Instructions to follow —
List every line below containing "found".

[Figure data in JSON]
****

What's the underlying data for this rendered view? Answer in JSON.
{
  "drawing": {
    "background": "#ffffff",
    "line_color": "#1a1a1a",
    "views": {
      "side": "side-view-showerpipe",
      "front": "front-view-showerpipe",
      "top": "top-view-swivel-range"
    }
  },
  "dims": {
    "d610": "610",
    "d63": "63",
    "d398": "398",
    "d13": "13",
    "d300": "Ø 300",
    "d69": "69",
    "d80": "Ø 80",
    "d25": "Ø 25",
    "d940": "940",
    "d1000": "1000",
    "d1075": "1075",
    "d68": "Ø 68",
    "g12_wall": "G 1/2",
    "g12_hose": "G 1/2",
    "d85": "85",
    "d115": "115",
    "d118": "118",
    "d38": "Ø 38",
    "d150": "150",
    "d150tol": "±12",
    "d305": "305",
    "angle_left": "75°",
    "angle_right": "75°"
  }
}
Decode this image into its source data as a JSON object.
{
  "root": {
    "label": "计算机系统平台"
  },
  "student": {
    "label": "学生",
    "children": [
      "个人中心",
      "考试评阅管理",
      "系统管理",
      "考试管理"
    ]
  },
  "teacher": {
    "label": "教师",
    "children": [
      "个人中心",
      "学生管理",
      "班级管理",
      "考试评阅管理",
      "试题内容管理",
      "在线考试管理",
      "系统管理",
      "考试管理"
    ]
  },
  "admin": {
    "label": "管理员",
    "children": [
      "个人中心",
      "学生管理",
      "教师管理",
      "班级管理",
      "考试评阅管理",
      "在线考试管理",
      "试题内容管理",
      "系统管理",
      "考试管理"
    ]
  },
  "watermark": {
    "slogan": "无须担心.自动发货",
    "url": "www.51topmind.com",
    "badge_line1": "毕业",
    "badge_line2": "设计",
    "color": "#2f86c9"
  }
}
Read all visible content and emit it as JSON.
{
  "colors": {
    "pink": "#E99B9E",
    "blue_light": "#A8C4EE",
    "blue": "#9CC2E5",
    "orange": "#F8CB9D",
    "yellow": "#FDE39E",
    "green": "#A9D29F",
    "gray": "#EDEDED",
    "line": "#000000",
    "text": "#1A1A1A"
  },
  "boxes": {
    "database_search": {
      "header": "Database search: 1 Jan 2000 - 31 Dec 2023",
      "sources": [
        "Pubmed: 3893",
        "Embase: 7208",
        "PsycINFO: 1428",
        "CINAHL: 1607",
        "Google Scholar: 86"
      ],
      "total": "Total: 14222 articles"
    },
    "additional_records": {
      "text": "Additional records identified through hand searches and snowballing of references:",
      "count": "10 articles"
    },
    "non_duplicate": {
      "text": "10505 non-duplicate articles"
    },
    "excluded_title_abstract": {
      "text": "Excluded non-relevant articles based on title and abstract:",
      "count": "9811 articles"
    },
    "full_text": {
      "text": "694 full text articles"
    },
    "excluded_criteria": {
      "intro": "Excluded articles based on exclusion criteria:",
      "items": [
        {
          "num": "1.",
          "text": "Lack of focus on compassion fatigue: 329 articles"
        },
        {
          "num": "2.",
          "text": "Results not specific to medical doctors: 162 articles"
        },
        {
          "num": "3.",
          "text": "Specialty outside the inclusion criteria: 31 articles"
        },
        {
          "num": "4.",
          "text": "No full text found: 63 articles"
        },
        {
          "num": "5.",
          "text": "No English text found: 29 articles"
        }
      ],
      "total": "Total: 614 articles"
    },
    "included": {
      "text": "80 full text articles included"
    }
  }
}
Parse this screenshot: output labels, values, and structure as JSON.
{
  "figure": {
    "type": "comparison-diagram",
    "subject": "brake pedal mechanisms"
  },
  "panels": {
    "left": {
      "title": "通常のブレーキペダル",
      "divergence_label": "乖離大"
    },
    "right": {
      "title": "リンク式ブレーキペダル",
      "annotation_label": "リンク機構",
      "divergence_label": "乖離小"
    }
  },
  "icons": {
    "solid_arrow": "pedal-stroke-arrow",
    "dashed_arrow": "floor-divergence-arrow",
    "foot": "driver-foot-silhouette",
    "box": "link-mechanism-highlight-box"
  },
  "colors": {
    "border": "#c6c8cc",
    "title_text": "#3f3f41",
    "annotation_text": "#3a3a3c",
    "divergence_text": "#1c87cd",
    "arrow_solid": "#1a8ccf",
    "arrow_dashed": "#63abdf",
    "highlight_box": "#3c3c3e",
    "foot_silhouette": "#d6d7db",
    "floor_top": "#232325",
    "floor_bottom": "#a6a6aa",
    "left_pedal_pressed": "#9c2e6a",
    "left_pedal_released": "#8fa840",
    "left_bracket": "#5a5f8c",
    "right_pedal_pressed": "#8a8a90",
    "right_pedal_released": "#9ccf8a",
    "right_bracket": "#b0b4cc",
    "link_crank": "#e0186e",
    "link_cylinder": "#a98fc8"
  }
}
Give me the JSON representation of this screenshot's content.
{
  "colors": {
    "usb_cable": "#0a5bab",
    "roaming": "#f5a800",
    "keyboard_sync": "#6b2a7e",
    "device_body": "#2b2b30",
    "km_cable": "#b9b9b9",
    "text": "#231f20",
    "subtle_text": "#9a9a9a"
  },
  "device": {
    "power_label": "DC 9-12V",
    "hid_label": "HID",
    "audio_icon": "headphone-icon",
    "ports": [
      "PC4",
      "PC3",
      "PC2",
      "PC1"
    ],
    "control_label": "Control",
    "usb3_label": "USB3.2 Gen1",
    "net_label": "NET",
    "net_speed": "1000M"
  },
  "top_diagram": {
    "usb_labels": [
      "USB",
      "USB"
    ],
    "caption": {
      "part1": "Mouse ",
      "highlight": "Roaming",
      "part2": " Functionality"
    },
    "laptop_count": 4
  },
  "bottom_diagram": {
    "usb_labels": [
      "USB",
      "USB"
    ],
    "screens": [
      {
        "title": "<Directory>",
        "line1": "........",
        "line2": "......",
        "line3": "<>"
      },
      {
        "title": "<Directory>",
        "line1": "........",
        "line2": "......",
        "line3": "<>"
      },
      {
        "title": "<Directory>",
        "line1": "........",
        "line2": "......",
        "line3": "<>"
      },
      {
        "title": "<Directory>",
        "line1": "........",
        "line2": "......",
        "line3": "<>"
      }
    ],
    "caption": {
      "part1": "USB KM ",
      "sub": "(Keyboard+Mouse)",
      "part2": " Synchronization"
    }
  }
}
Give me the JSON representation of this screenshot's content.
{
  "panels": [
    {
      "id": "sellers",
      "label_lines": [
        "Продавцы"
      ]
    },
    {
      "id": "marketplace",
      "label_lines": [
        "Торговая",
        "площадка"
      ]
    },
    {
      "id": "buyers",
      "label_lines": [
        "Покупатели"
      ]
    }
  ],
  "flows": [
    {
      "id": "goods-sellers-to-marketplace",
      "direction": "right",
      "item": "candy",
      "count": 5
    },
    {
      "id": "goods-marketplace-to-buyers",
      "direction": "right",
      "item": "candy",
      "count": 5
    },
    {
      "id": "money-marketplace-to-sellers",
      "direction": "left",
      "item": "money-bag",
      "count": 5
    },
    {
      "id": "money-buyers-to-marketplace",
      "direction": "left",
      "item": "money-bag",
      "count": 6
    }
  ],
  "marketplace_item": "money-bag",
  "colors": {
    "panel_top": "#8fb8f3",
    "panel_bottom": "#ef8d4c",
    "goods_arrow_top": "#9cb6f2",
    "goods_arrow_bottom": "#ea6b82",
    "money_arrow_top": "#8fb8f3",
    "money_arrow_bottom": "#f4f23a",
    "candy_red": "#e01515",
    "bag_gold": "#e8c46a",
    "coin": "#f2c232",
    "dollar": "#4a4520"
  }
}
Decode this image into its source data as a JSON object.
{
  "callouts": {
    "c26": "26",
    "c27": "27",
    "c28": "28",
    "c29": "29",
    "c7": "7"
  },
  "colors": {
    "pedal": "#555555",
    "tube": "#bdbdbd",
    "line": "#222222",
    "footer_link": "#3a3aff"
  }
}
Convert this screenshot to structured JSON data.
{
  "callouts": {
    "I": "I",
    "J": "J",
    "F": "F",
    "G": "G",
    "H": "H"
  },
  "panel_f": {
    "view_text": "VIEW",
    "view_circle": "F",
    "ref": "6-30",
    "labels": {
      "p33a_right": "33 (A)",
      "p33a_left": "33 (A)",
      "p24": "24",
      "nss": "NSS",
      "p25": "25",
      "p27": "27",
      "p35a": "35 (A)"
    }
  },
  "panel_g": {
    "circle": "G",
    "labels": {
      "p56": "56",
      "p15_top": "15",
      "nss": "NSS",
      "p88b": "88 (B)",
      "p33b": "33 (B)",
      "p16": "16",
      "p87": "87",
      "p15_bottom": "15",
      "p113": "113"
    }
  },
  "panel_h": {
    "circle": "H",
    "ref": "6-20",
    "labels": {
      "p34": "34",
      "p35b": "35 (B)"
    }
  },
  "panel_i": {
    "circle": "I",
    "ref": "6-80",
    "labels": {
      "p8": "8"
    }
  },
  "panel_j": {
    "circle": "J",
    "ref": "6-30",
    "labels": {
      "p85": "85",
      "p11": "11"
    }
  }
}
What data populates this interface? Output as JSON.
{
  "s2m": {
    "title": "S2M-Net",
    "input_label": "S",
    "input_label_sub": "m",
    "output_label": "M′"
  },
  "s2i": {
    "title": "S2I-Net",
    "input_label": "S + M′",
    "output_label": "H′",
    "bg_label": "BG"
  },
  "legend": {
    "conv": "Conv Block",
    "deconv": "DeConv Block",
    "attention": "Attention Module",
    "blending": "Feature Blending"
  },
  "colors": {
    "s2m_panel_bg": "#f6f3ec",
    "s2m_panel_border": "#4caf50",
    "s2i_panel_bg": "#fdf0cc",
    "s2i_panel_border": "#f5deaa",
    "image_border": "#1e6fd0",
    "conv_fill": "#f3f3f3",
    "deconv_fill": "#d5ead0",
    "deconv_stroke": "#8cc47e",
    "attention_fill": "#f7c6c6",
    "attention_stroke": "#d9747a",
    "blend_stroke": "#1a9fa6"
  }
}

****

Exercise response —
          "text": "No full text found: 63 articles"
          "text": "No English text found: 29 articles"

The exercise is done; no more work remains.